== SUPPLIED RECORDS

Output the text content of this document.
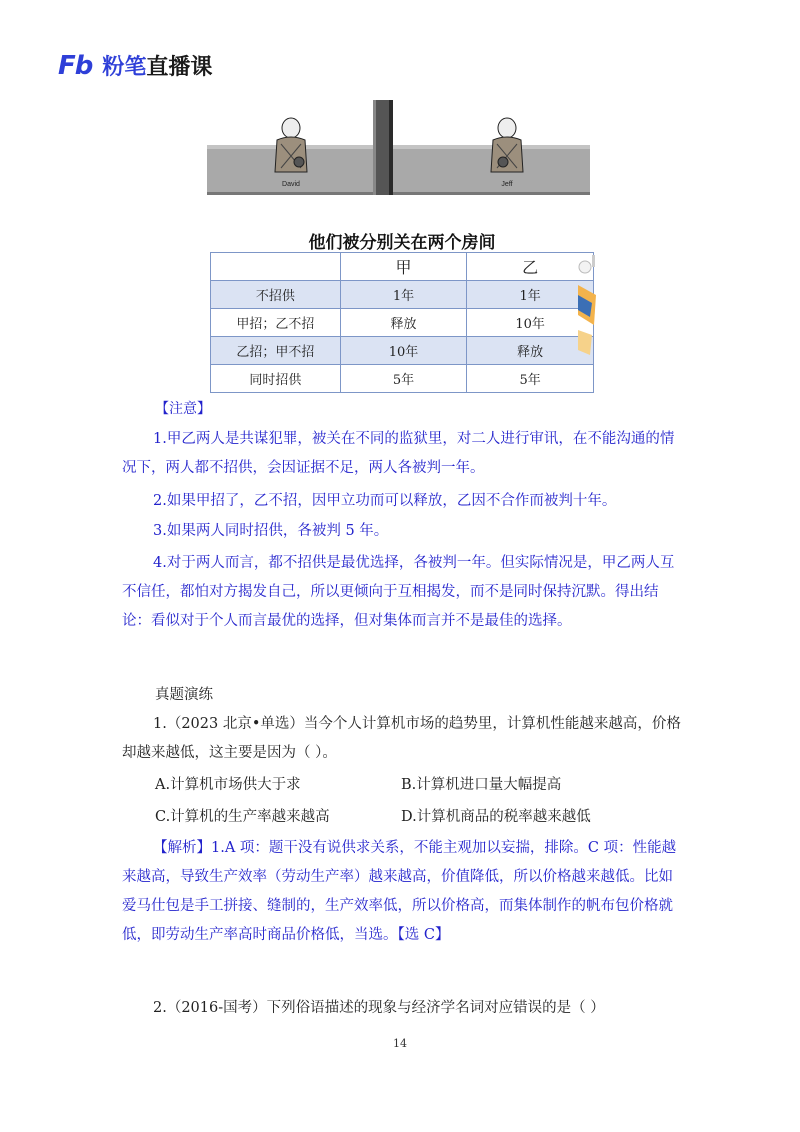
Fb 粉笔直播课
David	Jeff
他们被分别关在两个房间
	甲	乙
不招供	1年	1年
甲招；乙不招	释放	10年
乙招；甲不招	10年	释放
同时招供	5年	5年
【注意】

1.甲乙两人是共谋犯罪，被关在不同的监狱里，对二人进行审讯，在不能沟通的情况下，两人都不招供，会因证据不足，两人各被判一年。

2.如果甲招了，乙不招，因甲立功而可以释放，乙因不合作而被判十年。

3.如果两人同时招供，各被判 5 年。

4.对于两人而言，都不招供是最优选择，各被判一年。但实际情况是，甲乙两人互不信任，都怕对方揭发自己，所以更倾向于互相揭发，而不是同时保持沉默。得出结论：看似对于个人而言最优的选择，但对集体而言并不是最佳的选择。

真题演练

1.（2023 北京•单选）当今个人计算机市场的趋势里，计算机性能越来越高，价格却越来越低，这主要是因为（ ）。

A.计算机市场供大于求	B.计算机进口量大幅提高
C.计算机的生产率越来越高	D.计算机商品的税率越来越低

【解析】1.A 项：题干没有说供求关系，不能主观加以妄揣，排除。C 项：性能越来越高，导致生产效率（劳动生产率）越来越高，价值降低，所以价格越来越低。比如爱马仕包是手工拼接、缝制的，生产效率低，所以价格高，而集体制作的帆布包价格就低，即劳动生产率高时商品价格低，当选。【选 C】

2.（2016-国考）下列俗语描述的现象与经济学名词对应错误的是（ ）

14
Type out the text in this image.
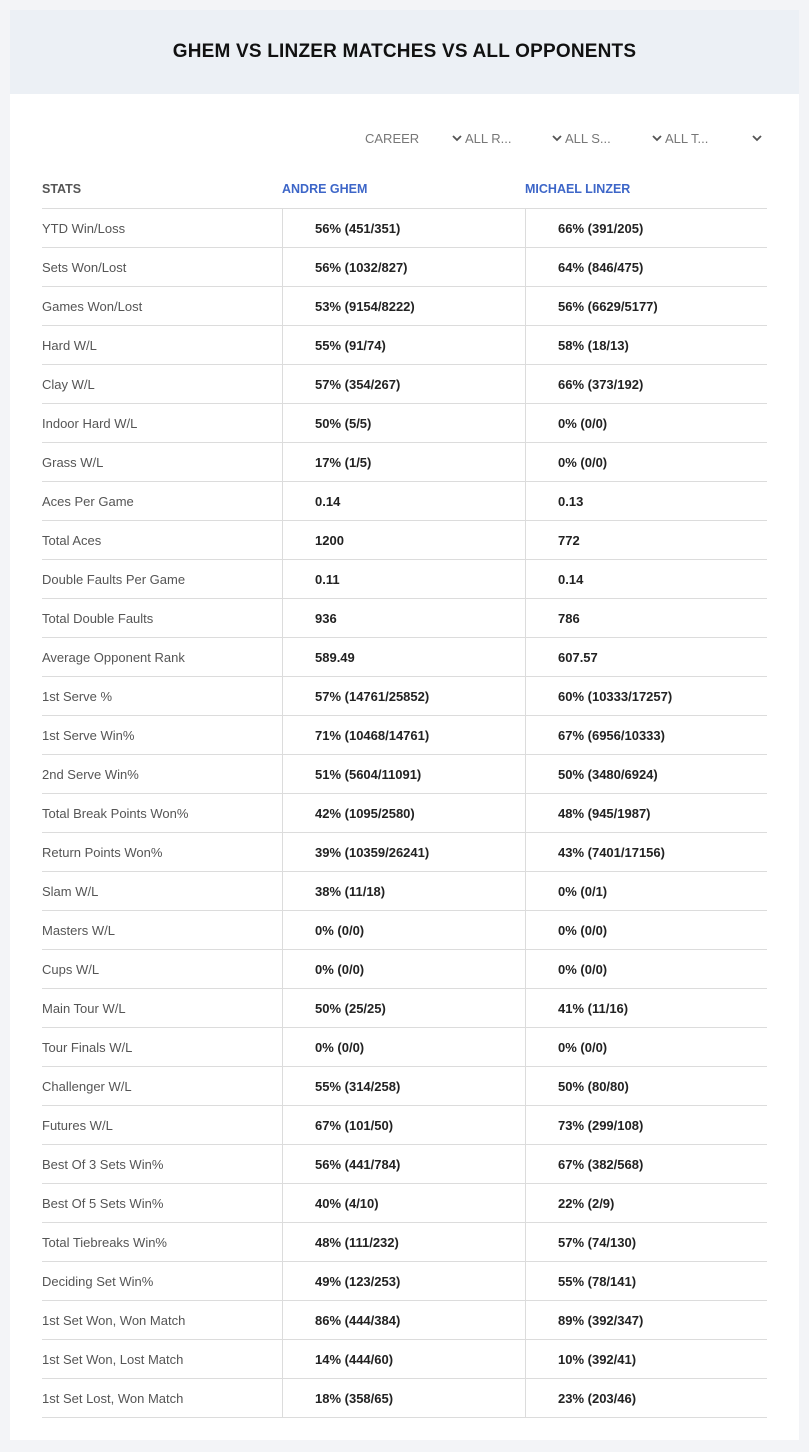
GHEM VS LINZER MATCHES VS ALL OPPONENTS
CAREER	ALL R...	ALL S...	ALL T...
STATS	ANDRE GHEM	MICHAEL LINZER
YTD Win/Loss	56% (451/351)	66% (391/205)
Sets Won/Lost	56% (1032/827)	64% (846/475)
Games Won/Lost	53% (9154/8222)	56% (6629/5177)
Hard W/L	55% (91/74)	58% (18/13)
Clay W/L	57% (354/267)	66% (373/192)
Indoor Hard W/L	50% (5/5)	0% (0/0)
Grass W/L	17% (1/5)	0% (0/0)
Aces Per Game	0.14	0.13
Total Aces	1200	772
Double Faults Per Game	0.11	0.14
Total Double Faults	936	786
Average Opponent Rank	589.49	607.57
1st Serve %	57% (14761/25852)	60% (10333/17257)
1st Serve Win%	71% (10468/14761)	67% (6956/10333)
2nd Serve Win%	51% (5604/11091)	50% (3480/6924)
Total Break Points Won%	42% (1095/2580)	48% (945/1987)
Return Points Won%	39% (10359/26241)	43% (7401/17156)
Slam W/L	38% (11/18)	0% (0/1)
Masters W/L	0% (0/0)	0% (0/0)
Cups W/L	0% (0/0)	0% (0/0)
Main Tour W/L	50% (25/25)	41% (11/16)
Tour Finals W/L	0% (0/0)	0% (0/0)
Challenger W/L	55% (314/258)	50% (80/80)
Futures W/L	67% (101/50)	73% (299/108)
Best Of 3 Sets Win%	56% (441/784)	67% (382/568)
Best Of 5 Sets Win%	40% (4/10)	22% (2/9)
Total Tiebreaks Win%	48% (111/232)	57% (74/130)
Deciding Set Win%	49% (123/253)	55% (78/141)
1st Set Won, Won Match	86% (444/384)	89% (392/347)
1st Set Won, Lost Match	14% (444/60)	10% (392/41)
1st Set Lost, Won Match	18% (358/65)	23% (203/46)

====

> _BRIEF_:
Identify and list each line with the word "Faults".

> _RIGHT ANSWER_:
Double Faults Per Game	0.11	0.14
Total Double Faults	936	786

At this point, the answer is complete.